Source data
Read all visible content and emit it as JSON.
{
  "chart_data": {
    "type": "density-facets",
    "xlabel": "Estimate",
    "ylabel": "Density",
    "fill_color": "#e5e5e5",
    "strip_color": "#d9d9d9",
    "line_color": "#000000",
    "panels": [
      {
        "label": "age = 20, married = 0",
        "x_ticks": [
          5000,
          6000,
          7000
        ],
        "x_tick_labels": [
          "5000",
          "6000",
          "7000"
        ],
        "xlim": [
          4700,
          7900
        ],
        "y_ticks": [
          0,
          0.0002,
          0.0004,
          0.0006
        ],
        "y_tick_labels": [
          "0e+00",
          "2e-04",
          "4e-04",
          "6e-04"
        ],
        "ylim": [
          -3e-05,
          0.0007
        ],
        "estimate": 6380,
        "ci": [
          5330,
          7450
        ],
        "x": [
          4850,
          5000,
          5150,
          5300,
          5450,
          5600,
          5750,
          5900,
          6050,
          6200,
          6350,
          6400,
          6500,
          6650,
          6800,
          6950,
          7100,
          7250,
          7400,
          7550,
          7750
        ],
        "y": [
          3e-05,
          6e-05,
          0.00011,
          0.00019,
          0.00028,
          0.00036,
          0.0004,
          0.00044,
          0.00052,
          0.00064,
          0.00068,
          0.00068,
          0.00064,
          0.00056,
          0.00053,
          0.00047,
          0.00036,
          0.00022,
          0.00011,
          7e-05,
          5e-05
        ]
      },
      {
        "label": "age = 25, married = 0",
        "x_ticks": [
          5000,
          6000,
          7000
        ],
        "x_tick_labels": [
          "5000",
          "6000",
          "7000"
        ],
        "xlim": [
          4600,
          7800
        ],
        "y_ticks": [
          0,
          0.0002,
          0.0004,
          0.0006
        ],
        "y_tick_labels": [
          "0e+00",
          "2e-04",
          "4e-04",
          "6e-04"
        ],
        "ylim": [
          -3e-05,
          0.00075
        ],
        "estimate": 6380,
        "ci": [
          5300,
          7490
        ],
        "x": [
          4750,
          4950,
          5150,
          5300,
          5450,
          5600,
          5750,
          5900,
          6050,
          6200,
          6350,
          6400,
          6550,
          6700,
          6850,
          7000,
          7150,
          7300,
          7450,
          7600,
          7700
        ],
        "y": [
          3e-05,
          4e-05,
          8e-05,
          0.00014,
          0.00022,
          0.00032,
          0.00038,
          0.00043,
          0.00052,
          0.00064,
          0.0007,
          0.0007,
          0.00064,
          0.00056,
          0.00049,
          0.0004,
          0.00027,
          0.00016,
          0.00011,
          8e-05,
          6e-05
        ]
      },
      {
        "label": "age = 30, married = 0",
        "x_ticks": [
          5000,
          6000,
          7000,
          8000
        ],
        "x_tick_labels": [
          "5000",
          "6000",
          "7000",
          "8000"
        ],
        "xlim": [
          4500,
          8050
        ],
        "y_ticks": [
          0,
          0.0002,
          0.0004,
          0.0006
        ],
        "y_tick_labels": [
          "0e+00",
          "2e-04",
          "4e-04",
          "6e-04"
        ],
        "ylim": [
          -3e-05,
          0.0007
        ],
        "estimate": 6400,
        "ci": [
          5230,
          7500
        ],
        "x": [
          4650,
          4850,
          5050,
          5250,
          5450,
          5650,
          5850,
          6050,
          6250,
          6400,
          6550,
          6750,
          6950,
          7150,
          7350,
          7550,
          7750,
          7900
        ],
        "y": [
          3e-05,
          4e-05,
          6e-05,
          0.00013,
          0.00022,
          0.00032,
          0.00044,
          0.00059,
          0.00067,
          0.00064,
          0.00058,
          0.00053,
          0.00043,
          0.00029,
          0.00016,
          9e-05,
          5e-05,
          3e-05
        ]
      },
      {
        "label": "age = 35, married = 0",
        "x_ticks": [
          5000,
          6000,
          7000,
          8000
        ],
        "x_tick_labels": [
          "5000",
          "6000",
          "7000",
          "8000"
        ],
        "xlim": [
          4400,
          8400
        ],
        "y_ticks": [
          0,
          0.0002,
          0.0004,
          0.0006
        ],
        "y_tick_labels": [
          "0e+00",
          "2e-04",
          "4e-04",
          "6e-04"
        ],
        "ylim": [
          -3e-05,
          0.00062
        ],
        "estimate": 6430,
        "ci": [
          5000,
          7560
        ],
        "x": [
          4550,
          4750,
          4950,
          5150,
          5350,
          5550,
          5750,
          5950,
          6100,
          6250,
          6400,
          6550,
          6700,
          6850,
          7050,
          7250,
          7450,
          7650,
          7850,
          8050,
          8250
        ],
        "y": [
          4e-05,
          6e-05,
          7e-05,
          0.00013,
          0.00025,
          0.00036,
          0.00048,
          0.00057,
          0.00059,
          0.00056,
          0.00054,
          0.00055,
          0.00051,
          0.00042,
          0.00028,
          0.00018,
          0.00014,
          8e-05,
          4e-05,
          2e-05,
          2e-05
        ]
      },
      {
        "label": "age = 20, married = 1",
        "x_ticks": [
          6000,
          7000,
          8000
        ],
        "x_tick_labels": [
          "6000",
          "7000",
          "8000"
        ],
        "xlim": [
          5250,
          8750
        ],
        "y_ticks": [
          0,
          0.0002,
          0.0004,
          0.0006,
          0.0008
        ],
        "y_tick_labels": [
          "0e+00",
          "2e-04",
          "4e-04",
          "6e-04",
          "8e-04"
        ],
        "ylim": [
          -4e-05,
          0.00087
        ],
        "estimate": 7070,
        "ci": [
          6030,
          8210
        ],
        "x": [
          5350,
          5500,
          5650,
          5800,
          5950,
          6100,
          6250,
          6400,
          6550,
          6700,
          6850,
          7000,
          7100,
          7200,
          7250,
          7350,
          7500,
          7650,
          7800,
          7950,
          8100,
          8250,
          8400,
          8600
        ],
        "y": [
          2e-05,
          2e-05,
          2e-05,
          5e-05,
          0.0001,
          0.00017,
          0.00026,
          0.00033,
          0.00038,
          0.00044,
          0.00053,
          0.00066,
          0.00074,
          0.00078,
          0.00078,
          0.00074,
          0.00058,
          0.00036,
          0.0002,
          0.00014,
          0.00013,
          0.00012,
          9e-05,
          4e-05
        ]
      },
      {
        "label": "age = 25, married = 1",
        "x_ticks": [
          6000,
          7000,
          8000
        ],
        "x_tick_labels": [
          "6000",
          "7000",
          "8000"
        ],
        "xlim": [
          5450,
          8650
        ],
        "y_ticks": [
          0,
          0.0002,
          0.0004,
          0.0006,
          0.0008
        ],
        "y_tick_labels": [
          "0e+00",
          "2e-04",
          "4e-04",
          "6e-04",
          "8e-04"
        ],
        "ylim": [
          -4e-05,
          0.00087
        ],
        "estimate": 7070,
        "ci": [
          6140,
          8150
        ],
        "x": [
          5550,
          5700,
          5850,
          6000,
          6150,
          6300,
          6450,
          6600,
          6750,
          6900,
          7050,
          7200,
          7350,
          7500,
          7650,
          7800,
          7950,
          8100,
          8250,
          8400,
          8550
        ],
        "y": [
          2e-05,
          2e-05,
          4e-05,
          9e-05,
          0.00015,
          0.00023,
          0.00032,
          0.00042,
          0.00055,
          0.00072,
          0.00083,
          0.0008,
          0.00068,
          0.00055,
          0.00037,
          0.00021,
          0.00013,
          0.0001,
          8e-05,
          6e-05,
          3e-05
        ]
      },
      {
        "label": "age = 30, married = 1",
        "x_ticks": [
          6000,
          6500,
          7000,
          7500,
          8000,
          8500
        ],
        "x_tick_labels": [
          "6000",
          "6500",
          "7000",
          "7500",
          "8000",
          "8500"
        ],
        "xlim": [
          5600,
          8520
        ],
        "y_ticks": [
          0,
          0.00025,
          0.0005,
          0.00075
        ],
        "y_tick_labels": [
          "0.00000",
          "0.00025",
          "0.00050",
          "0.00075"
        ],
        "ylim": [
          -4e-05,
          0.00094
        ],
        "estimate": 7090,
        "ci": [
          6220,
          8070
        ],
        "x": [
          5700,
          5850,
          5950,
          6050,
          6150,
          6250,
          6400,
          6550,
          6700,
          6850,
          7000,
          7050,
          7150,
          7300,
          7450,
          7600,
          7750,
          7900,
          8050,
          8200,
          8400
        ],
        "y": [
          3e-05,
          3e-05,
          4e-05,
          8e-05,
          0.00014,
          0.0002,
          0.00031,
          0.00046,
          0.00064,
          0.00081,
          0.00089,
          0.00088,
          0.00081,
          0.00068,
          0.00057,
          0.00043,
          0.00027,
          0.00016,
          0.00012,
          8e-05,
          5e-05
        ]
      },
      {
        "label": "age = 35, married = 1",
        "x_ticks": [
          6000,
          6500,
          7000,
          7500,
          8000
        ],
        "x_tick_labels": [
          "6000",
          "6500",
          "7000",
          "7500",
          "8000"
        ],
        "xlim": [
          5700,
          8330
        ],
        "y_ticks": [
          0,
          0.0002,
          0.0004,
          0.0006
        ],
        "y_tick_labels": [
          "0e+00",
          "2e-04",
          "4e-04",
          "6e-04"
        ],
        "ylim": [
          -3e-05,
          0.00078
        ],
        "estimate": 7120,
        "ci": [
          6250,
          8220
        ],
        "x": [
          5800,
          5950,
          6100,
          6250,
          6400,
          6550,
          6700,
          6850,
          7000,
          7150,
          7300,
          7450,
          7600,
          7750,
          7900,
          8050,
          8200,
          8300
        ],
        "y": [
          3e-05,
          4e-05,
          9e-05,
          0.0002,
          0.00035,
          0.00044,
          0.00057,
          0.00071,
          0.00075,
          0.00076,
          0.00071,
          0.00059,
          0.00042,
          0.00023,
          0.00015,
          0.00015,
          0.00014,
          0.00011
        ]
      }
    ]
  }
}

## Problem description
Of all the lines in the listing above, how many include "married"? Write only the number.

## Task response
8